### What is asked
Pictures do not belong in the copy; quote every entry below exactly.
- - - -
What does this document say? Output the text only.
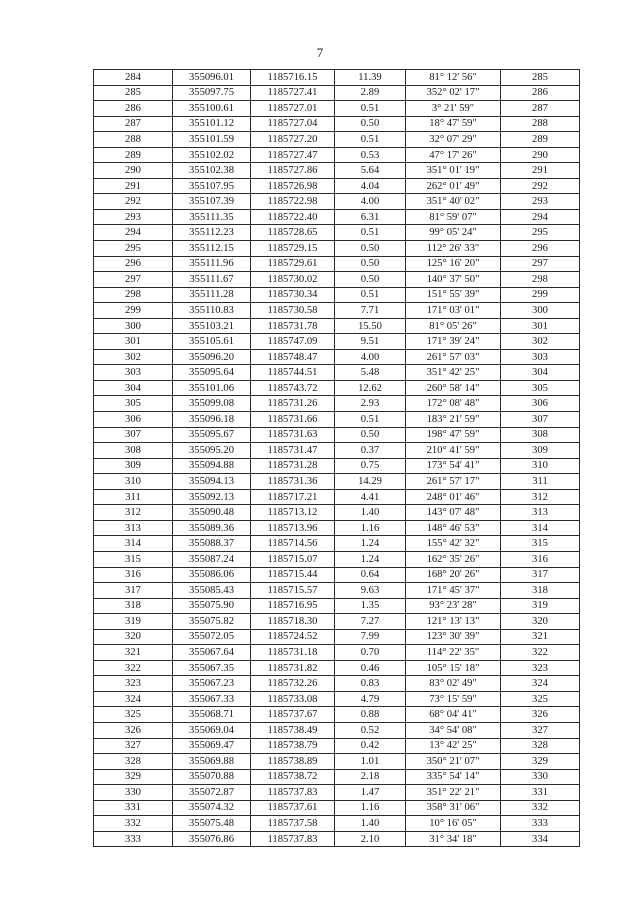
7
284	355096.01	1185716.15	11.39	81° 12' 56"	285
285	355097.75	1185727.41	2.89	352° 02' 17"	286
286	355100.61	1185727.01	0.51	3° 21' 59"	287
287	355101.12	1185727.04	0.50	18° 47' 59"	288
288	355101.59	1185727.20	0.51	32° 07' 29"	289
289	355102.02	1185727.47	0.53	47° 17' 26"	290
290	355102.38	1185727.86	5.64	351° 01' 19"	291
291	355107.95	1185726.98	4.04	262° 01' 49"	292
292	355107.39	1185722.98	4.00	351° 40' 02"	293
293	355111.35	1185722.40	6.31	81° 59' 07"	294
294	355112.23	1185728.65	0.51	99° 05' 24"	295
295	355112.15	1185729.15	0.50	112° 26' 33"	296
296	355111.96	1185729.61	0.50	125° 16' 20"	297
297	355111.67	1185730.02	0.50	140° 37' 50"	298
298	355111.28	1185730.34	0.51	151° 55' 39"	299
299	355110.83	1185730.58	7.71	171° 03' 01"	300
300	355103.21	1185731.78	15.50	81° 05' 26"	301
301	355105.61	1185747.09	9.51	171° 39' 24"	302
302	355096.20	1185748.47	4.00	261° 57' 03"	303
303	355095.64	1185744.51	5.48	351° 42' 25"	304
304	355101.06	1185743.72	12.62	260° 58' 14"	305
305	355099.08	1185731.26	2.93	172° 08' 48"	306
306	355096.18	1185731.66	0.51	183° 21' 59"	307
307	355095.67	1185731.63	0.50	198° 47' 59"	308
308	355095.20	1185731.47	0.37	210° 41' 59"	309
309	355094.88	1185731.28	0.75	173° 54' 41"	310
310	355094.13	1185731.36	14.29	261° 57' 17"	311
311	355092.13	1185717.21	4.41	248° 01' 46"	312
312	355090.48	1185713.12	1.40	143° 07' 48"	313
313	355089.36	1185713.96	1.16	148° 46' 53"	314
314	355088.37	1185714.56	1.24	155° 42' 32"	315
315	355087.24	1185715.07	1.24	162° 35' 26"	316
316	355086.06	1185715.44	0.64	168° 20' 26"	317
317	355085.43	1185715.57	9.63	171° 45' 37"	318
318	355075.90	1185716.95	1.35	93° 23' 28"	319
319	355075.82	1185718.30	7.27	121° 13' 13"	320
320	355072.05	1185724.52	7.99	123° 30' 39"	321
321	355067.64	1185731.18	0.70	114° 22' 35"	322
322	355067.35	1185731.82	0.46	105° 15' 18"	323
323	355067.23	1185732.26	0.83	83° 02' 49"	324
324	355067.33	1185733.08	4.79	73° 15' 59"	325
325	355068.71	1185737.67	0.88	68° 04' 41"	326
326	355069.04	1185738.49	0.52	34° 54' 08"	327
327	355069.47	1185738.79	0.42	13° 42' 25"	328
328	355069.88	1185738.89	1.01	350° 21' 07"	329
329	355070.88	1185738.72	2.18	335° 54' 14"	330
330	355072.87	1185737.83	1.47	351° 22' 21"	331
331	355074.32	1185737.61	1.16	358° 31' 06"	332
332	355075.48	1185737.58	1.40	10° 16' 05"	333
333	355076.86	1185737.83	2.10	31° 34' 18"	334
- - - -
### In response
What does this document say? Output the text only.
7
284	355096.01	1185716.15	11.39	81° 12' 56"	285
285	355097.75	1185727.41	2.89	352° 02' 17"	286
286	355100.61	1185727.01	0.51	3° 21' 59"	287
287	355101.12	1185727.04	0.50	18° 47' 59"	288
288	355101.59	1185727.20	0.51	32° 07' 29"	289
289	355102.02	1185727.47	0.53	47° 17' 26"	290
290	355102.38	1185727.86	5.64	351° 01' 19"	291
291	355107.95	1185726.98	4.04	262° 01' 49"	292
292	355107.39	1185722.98	4.00	351° 40' 02"	293
293	355111.35	1185722.40	6.31	81° 59' 07"	294
294	355112.23	1185728.65	0.51	99° 05' 24"	295
295	355112.15	1185729.15	0.50	112° 26' 33"	296
296	355111.96	1185729.61	0.50	125° 16' 20"	297
297	355111.67	1185730.02	0.50	140° 37' 50"	298
298	355111.28	1185730.34	0.51	151° 55' 39"	299
299	355110.83	1185730.58	7.71	171° 03' 01"	300
300	355103.21	1185731.78	15.50	81° 05' 26"	301
301	355105.61	1185747.09	9.51	171° 39' 24"	302
302	355096.20	1185748.47	4.00	261° 57' 03"	303
303	355095.64	1185744.51	5.48	351° 42' 25"	304
304	355101.06	1185743.72	12.62	260° 58' 14"	305
305	355099.08	1185731.26	2.93	172° 08' 48"	306
306	355096.18	1185731.66	0.51	183° 21' 59"	307
307	355095.67	1185731.63	0.50	198° 47' 59"	308
308	355095.20	1185731.47	0.37	210° 41' 59"	309
309	355094.88	1185731.28	0.75	173° 54' 41"	310
310	355094.13	1185731.36	14.29	261° 57' 17"	311
311	355092.13	1185717.21	4.41	248° 01' 46"	312
312	355090.48	1185713.12	1.40	143° 07' 48"	313
313	355089.36	1185713.96	1.16	148° 46' 53"	314
314	355088.37	1185714.56	1.24	155° 42' 32"	315
315	355087.24	1185715.07	1.24	162° 35' 26"	316
316	355086.06	1185715.44	0.64	168° 20' 26"	317
317	355085.43	1185715.57	9.63	171° 45' 37"	318
318	355075.90	1185716.95	1.35	93° 23' 28"	319
319	355075.82	1185718.30	7.27	121° 13' 13"	320
320	355072.05	1185724.52	7.99	123° 30' 39"	321
321	355067.64	1185731.18	0.70	114° 22' 35"	322
322	355067.35	1185731.82	0.46	105° 15' 18"	323
323	355067.23	1185732.26	0.83	83° 02' 49"	324
324	355067.33	1185733.08	4.79	73° 15' 59"	325
325	355068.71	1185737.67	0.88	68° 04' 41"	326
326	355069.04	1185738.49	0.52	34° 54' 08"	327
327	355069.47	1185738.79	0.42	13° 42' 25"	328
328	355069.88	1185738.89	1.01	350° 21' 07"	329
329	355070.88	1185738.72	2.18	335° 54' 14"	330
330	355072.87	1185737.83	1.47	351° 22' 21"	331
331	355074.32	1185737.61	1.16	358° 31' 06"	332
332	355075.48	1185737.58	1.40	10° 16' 05"	333
333	355076.86	1185737.83	2.10	31° 34' 18"	334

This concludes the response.